List all lines in the material below that contain "USDJPY".

==================================================

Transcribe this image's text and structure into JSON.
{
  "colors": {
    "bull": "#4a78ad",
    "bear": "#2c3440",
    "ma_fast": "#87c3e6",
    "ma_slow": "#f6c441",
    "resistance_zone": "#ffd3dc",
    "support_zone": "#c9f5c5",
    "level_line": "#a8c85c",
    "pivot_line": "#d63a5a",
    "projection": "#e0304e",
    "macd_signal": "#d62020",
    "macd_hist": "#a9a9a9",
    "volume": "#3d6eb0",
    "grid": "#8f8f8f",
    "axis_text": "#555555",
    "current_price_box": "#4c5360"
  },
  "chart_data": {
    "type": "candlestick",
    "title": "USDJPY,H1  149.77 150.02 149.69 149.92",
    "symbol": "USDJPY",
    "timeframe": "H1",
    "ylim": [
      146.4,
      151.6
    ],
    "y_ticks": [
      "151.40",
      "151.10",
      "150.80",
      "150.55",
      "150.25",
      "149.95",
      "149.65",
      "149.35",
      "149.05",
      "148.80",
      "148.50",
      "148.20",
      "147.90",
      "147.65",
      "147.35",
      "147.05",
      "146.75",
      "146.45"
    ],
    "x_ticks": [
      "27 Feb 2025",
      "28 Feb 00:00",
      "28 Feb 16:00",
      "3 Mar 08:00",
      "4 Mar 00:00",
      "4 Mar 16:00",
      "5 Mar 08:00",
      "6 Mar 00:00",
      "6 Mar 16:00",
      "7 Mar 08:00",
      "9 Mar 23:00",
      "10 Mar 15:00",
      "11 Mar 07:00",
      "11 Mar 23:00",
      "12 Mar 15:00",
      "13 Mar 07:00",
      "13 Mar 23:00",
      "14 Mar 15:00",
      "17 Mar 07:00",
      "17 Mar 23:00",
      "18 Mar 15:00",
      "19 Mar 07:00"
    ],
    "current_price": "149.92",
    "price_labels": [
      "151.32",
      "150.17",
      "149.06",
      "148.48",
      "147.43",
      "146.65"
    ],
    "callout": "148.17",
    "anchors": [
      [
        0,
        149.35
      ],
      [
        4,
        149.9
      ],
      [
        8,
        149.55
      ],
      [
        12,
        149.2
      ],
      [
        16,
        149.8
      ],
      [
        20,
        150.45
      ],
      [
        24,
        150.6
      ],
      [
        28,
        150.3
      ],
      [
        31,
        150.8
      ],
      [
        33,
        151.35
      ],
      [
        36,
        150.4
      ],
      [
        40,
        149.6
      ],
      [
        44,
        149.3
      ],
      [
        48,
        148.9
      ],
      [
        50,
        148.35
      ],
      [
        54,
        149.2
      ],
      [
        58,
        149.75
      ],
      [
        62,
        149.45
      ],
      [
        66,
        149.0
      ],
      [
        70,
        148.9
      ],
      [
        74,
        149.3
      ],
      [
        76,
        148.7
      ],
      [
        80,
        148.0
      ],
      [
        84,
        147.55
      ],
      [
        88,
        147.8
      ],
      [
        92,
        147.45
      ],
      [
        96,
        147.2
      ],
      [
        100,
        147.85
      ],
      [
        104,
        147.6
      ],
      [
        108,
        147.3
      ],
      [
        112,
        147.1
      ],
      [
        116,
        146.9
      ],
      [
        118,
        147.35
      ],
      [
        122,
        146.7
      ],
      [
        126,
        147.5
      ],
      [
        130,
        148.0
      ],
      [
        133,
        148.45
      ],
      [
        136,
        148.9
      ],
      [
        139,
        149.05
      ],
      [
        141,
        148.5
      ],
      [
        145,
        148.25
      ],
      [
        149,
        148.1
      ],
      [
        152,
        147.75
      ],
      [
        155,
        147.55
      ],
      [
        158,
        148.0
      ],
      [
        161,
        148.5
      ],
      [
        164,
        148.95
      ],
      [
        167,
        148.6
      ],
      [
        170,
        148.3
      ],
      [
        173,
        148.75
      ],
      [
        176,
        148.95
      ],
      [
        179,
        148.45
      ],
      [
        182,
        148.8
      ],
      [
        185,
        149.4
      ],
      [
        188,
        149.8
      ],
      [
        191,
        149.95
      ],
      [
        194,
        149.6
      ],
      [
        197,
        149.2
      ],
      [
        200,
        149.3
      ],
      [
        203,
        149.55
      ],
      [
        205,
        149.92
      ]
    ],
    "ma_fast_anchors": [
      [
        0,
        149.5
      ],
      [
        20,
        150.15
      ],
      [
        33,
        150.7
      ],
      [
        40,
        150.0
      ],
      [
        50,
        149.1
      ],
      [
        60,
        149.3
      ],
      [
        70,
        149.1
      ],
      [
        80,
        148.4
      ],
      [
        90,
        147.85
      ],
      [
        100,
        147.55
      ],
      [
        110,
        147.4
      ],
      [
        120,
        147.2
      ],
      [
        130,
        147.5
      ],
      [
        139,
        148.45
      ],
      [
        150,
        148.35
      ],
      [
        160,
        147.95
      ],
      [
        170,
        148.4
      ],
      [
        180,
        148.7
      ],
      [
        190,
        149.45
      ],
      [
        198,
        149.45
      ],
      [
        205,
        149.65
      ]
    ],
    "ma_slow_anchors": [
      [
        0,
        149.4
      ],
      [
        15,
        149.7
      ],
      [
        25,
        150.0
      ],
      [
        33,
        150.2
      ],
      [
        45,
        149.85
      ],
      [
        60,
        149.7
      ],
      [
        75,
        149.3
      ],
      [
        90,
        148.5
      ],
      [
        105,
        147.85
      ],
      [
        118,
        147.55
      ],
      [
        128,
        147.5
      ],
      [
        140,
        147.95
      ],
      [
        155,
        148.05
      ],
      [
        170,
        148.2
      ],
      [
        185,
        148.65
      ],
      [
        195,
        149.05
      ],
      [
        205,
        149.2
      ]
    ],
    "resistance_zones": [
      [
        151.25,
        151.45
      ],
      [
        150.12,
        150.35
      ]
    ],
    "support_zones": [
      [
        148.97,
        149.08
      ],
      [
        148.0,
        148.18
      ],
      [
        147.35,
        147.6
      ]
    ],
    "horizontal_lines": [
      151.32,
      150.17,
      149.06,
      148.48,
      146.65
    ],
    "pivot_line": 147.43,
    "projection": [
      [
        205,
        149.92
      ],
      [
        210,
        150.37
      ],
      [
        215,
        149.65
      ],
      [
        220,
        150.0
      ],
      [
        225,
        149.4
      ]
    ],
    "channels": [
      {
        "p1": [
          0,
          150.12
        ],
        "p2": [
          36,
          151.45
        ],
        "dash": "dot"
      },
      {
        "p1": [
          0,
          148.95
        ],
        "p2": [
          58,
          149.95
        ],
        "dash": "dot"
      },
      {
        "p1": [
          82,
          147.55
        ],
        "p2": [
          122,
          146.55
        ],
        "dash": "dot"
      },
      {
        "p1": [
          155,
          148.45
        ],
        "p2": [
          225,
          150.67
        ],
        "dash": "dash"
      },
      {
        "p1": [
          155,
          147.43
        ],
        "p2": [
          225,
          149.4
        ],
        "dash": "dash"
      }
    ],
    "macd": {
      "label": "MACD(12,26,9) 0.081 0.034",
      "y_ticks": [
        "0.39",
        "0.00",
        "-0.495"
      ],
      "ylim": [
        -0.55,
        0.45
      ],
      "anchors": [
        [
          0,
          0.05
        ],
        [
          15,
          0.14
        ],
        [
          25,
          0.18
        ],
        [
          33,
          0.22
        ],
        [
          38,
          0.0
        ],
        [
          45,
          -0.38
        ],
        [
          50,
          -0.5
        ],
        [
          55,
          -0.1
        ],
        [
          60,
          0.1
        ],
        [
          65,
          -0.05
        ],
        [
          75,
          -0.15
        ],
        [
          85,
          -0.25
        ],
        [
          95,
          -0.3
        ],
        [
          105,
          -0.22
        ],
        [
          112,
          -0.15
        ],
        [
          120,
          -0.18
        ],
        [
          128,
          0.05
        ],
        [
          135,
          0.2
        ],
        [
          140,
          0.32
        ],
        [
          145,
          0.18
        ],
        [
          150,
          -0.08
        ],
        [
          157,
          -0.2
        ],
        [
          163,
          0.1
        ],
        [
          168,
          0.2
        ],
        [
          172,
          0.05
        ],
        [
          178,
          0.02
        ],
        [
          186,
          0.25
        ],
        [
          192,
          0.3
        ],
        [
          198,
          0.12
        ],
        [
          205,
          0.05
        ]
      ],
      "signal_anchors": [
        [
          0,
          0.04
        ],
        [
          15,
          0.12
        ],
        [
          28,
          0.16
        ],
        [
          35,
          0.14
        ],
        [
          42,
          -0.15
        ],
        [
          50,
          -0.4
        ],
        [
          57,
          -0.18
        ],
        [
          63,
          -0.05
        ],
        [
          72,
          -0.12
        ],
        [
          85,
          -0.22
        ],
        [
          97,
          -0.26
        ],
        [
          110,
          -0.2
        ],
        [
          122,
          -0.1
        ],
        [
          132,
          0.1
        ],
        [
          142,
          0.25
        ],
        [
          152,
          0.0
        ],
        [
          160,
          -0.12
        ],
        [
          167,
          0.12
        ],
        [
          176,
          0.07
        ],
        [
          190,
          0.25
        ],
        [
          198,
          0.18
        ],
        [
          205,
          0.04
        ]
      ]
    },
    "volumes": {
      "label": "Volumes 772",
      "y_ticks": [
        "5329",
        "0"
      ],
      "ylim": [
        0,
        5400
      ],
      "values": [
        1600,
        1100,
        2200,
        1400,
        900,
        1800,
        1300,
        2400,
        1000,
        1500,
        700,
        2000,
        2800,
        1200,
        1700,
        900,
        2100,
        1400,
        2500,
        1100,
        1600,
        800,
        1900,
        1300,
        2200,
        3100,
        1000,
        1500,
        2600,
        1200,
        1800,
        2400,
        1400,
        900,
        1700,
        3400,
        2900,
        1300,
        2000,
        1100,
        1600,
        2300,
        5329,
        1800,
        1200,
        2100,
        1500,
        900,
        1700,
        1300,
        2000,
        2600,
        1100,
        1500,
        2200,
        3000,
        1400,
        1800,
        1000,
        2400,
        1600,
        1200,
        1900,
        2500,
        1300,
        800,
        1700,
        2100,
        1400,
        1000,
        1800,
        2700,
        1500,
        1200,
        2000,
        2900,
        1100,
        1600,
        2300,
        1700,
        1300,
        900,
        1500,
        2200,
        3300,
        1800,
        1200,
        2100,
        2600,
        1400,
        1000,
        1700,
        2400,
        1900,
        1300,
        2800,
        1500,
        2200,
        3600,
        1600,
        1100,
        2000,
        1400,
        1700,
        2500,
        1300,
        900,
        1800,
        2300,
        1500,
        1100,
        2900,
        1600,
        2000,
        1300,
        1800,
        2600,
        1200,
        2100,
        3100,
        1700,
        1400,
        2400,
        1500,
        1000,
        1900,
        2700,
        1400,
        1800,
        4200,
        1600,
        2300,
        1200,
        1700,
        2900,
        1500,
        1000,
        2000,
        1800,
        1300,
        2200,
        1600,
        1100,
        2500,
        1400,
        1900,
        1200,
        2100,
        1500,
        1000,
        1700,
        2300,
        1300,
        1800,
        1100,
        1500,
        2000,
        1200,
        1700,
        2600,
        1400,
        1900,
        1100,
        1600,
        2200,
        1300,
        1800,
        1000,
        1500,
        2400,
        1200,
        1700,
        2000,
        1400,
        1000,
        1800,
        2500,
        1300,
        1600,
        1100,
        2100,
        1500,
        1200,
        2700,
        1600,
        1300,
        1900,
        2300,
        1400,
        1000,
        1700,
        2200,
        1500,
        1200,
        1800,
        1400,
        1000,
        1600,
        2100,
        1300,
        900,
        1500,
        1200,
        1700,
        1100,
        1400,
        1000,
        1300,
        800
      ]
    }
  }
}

==================================================

FINISHED TASK.
    "title": "USDJPY,H1  149.77 150.02 149.69 149.92",
    "symbol": "USDJPY",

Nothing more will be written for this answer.